# [Exercise requirements]
Search the data below for "Riyals"; list each line that holds it.

# [Data lines]
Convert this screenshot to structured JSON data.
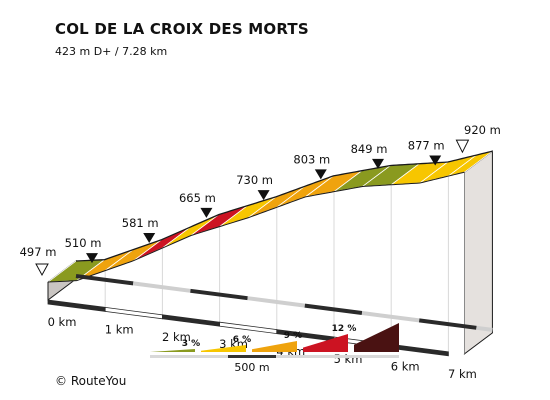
{
  "chart_data": {
    "type": "area",
    "title": "COL DE LA CROIX DES MORTS",
    "subtitle": "423 m D+ / 7.28 km",
    "x_unit": "km",
    "x_ticks": [
      0,
      1,
      2,
      3,
      4,
      5,
      6,
      7
    ],
    "x_tick_labels": [
      "0 km",
      "1 km",
      "2 km",
      "3 km",
      "4 km",
      "5 km",
      "6 km",
      "7 km"
    ],
    "points": [
      {
        "km": 0,
        "elev": 497,
        "label": "497 m",
        "marker": "start"
      },
      {
        "km": 0.5,
        "elev": 510,
        "label": "510 m",
        "marker": "km"
      },
      {
        "km": 1.5,
        "elev": 581,
        "label": "581 m",
        "marker": "km"
      },
      {
        "km": 2.5,
        "elev": 665,
        "label": "665 m",
        "marker": "km"
      },
      {
        "km": 3.5,
        "elev": 730,
        "label": "730 m",
        "marker": "km"
      },
      {
        "km": 4.5,
        "elev": 803,
        "label": "803 m",
        "marker": "km"
      },
      {
        "km": 5.5,
        "elev": 849,
        "label": "849 m",
        "marker": "km"
      },
      {
        "km": 6.5,
        "elev": 877,
        "label": "877 m",
        "marker": "km"
      },
      {
        "km": 7.28,
        "elev": 920,
        "label": "920 m",
        "marker": "end"
      }
    ],
    "segments": [
      {
        "from_km": 0,
        "to_km": 0.5,
        "color": "olive"
      },
      {
        "from_km": 0.5,
        "to_km": 1.0,
        "color": "orange"
      },
      {
        "from_km": 1.0,
        "to_km": 1.5,
        "color": "orange"
      },
      {
        "from_km": 1.5,
        "to_km": 2.0,
        "color": "red"
      },
      {
        "from_km": 2.0,
        "to_km": 2.5,
        "color": "yellow"
      },
      {
        "from_km": 2.5,
        "to_km": 3.0,
        "color": "red"
      },
      {
        "from_km": 3.0,
        "to_km": 3.5,
        "color": "yellow"
      },
      {
        "from_km": 3.5,
        "to_km": 4.0,
        "color": "orange"
      },
      {
        "from_km": 4.0,
        "to_km": 4.5,
        "color": "orange"
      },
      {
        "from_km": 4.5,
        "to_km": 5.0,
        "color": "orange"
      },
      {
        "from_km": 5.0,
        "to_km": 5.5,
        "color": "olive"
      },
      {
        "from_km": 5.5,
        "to_km": 6.0,
        "color": "olive"
      },
      {
        "from_km": 6.0,
        "to_km": 6.5,
        "color": "yellow"
      },
      {
        "from_km": 6.5,
        "to_km": 7.0,
        "color": "yellow"
      },
      {
        "from_km": 7.0,
        "to_km": 7.28,
        "color": "yellow"
      }
    ],
    "legend": {
      "placement": "bottom",
      "items": [
        {
          "label": "3 %",
          "color": "olive"
        },
        {
          "label": "6 %",
          "color": "yellow"
        },
        {
          "label": "9 %",
          "color": "orange"
        },
        {
          "label": "12 %",
          "color": "red"
        },
        {
          "label": "",
          "color": "darkred"
        }
      ],
      "scale_label": "500 m"
    }
  },
  "colors": {
    "olive": "#8a9a1f",
    "yellow": "#f7c600",
    "orange": "#efa30d",
    "red": "#cc1322",
    "darkred": "#4a1212",
    "top_border": "#1a1a1a",
    "front_face": "#ffffff",
    "side_face": "#e5e1de",
    "base_dark": "#2a2a2a",
    "bar_gray": "#d9d9d9"
  },
  "credit": "© RouteYou"
}
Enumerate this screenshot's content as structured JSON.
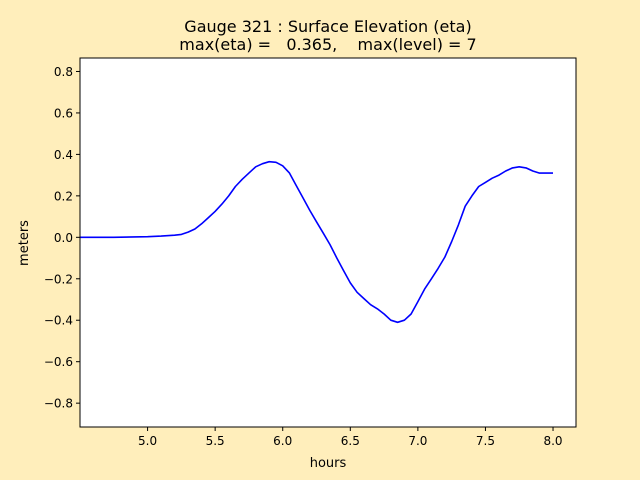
{
  "figure": {
    "background": "#FFEEBB",
    "axes_background": "#FFFFFF"
  },
  "chart_data": {
    "type": "line",
    "title_line1": "Gauge 321 : Surface Elevation (eta)",
    "title_line2": "max(eta) =   0.365,    max(level) = 7",
    "xlabel": "hours",
    "ylabel": "meters",
    "xlim": [
      4.5,
      8.17
    ],
    "ylim": [
      -0.915,
      0.865
    ],
    "xticks": [
      5.0,
      5.5,
      6.0,
      6.5,
      7.0,
      7.5,
      8.0
    ],
    "xtick_labels": [
      "5.0",
      "5.5",
      "6.0",
      "6.5",
      "7.0",
      "7.5",
      "8.0"
    ],
    "yticks": [
      -0.8,
      -0.6,
      -0.4,
      -0.2,
      0.0,
      0.2,
      0.4,
      0.6,
      0.8
    ],
    "ytick_labels": [
      "−0.8",
      "−0.6",
      "−0.4",
      "−0.2",
      "0.0",
      "0.2",
      "0.4",
      "0.6",
      "0.8"
    ],
    "grid": false,
    "series": [
      {
        "color": "#0000FF",
        "x": [
          4.5,
          4.75,
          5.0,
          5.1,
          5.2,
          5.25,
          5.3,
          5.35,
          5.4,
          5.45,
          5.5,
          5.55,
          5.6,
          5.65,
          5.7,
          5.75,
          5.8,
          5.85,
          5.9,
          5.95,
          6.0,
          6.05,
          6.1,
          6.15,
          6.2,
          6.25,
          6.3,
          6.35,
          6.4,
          6.45,
          6.5,
          6.55,
          6.6,
          6.65,
          6.7,
          6.75,
          6.8,
          6.85,
          6.9,
          6.95,
          7.0,
          7.05,
          7.1,
          7.15,
          7.2,
          7.25,
          7.3,
          7.35,
          7.4,
          7.45,
          7.5,
          7.55,
          7.6,
          7.65,
          7.7,
          7.75,
          7.8,
          7.85,
          7.9,
          7.95,
          8.0
        ],
        "y": [
          0.0,
          0.0,
          0.003,
          0.006,
          0.01,
          0.014,
          0.025,
          0.04,
          0.065,
          0.095,
          0.125,
          0.16,
          0.2,
          0.245,
          0.28,
          0.31,
          0.34,
          0.355,
          0.365,
          0.362,
          0.345,
          0.31,
          0.25,
          0.19,
          0.13,
          0.075,
          0.02,
          -0.035,
          -0.1,
          -0.16,
          -0.22,
          -0.265,
          -0.295,
          -0.325,
          -0.345,
          -0.37,
          -0.4,
          -0.41,
          -0.4,
          -0.37,
          -0.31,
          -0.25,
          -0.2,
          -0.15,
          -0.095,
          -0.02,
          0.06,
          0.15,
          0.2,
          0.245,
          0.265,
          0.285,
          0.3,
          0.32,
          0.335,
          0.34,
          0.335,
          0.32,
          0.31,
          0.31,
          0.31
        ]
      }
    ]
  }
}
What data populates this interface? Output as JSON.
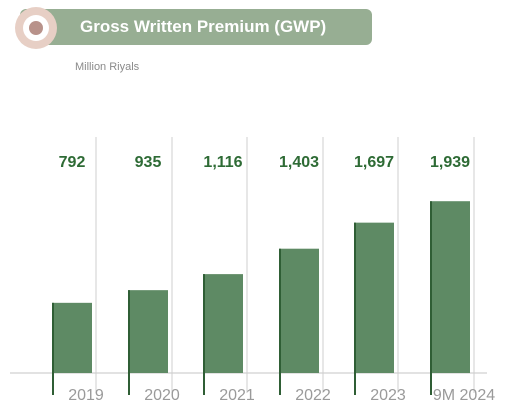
{
  "header": {
    "title": "Gross Written Premium (GWP)",
    "unit": "Million Riyals"
  },
  "colors": {
    "bar": "#5e8a64",
    "bar_edge": "#2f5e35",
    "value_label": "#2e6b35",
    "category_label": "#9a9a9a",
    "gridline": "#cfcfcf",
    "baseline": "#c4c4c4",
    "header_bg": "#97ae93",
    "icon_outer": "#e7cfc5",
    "icon_inner": "#b8928a"
  },
  "chart_data": {
    "type": "bar",
    "title": "Gross Written Premium (GWP)",
    "subtitle": "Million Riyals",
    "categories": [
      "2019",
      "2020",
      "2021",
      "2022",
      "2023",
      "9M 2024"
    ],
    "values": [
      792,
      935,
      1116,
      1403,
      1697,
      1939
    ],
    "value_labels": [
      "792",
      "935",
      "1,116",
      "1,403",
      "1,697",
      "1,939"
    ],
    "xlabel": "",
    "ylabel": "",
    "grid": false,
    "legend": "none"
  }
}
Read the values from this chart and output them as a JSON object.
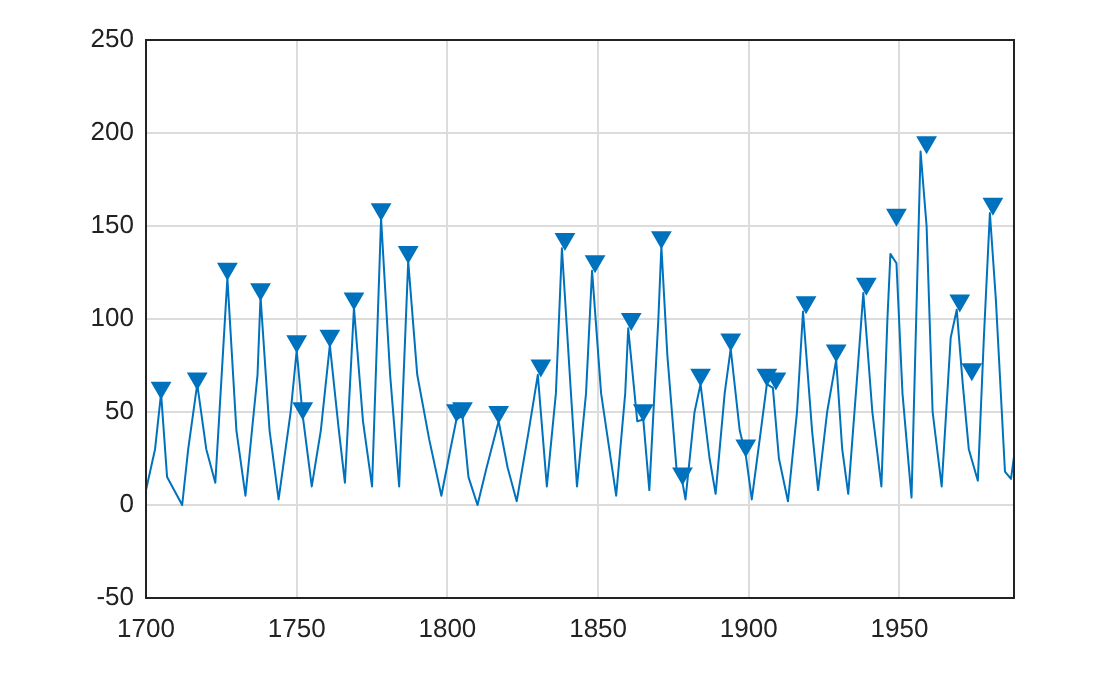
{
  "chart_data": {
    "type": "line",
    "xlim": [
      1700,
      1988
    ],
    "xticks": [
      1700,
      1750,
      1800,
      1850,
      1900,
      1950
    ],
    "ylim": [
      -50,
      250
    ],
    "yticks": [
      -50,
      0,
      50,
      100,
      150,
      200,
      250
    ],
    "grid": true,
    "legend": false,
    "series": [
      {
        "type": "line",
        "color": "#0072bd",
        "marker": "none",
        "x": [
          1700,
          1703,
          1705,
          1707,
          1712,
          1714,
          1717,
          1720,
          1723,
          1727,
          1730,
          1733,
          1737,
          1738,
          1741,
          1744,
          1748,
          1750,
          1752,
          1755,
          1758,
          1761,
          1764,
          1766,
          1769,
          1772,
          1775,
          1778,
          1781,
          1784,
          1787,
          1790,
          1794,
          1798,
          1801,
          1803,
          1805,
          1807,
          1810,
          1813,
          1817,
          1820,
          1823,
          1827,
          1830,
          1833,
          1836,
          1838,
          1841,
          1843,
          1846,
          1848,
          1851,
          1856,
          1859,
          1860,
          1863,
          1865,
          1867,
          1870,
          1871,
          1873,
          1876,
          1878,
          1879,
          1882,
          1884,
          1887,
          1889,
          1892,
          1894,
          1897,
          1899,
          1901,
          1904,
          1906,
          1908,
          1910,
          1913,
          1916,
          1918,
          1921,
          1923,
          1926,
          1929,
          1931,
          1933,
          1936,
          1938,
          1941,
          1944,
          1946,
          1947,
          1949,
          1951,
          1954,
          1957,
          1959,
          1961,
          1964,
          1967,
          1969,
          1971,
          1973,
          1976,
          1978,
          1980,
          1982,
          1985,
          1987,
          1988
        ],
        "values": [
          8,
          30,
          60,
          15,
          0,
          30,
          65,
          30,
          12,
          122,
          40,
          5,
          70,
          112,
          40,
          3,
          50,
          83,
          48,
          10,
          40,
          86,
          40,
          12,
          106,
          45,
          10,
          154,
          70,
          10,
          131,
          70,
          35,
          5,
          30,
          46,
          48,
          15,
          0,
          20,
          45,
          20,
          2,
          40,
          70,
          10,
          60,
          138,
          60,
          10,
          60,
          126,
          60,
          5,
          60,
          95,
          45,
          46,
          8,
          100,
          139,
          80,
          20,
          12,
          3,
          50,
          65,
          25,
          6,
          60,
          84,
          40,
          27,
          3,
          40,
          65,
          63,
          25,
          2,
          50,
          104,
          40,
          8,
          50,
          78,
          30,
          6,
          70,
          114,
          50,
          10,
          100,
          135,
          130,
          60,
          4,
          190,
          150,
          50,
          10,
          90,
          105,
          65,
          30,
          13,
          90,
          157,
          110,
          18,
          14,
          26
        ]
      },
      {
        "type": "scatter",
        "color": "#0072bd",
        "marker": "triangle",
        "x": [
          1705,
          1717,
          1727,
          1738,
          1750,
          1752,
          1761,
          1769,
          1778,
          1787,
          1803,
          1805,
          1817,
          1831,
          1839,
          1849,
          1861,
          1865,
          1871,
          1878,
          1884,
          1894,
          1899,
          1906,
          1909,
          1919,
          1929,
          1939,
          1949,
          1959,
          1970,
          1974,
          1981
        ],
        "values": [
          63,
          68,
          127,
          116,
          88,
          52,
          91,
          111,
          159,
          136,
          51,
          52,
          50,
          75,
          143,
          131,
          100,
          51,
          144,
          17,
          70,
          89,
          32,
          70,
          68,
          109,
          83,
          119,
          156,
          195,
          110,
          73,
          162
        ]
      }
    ]
  }
}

# [Task response]
    "unit": "Million Riyals"
    "subtitle": "Million Riyals",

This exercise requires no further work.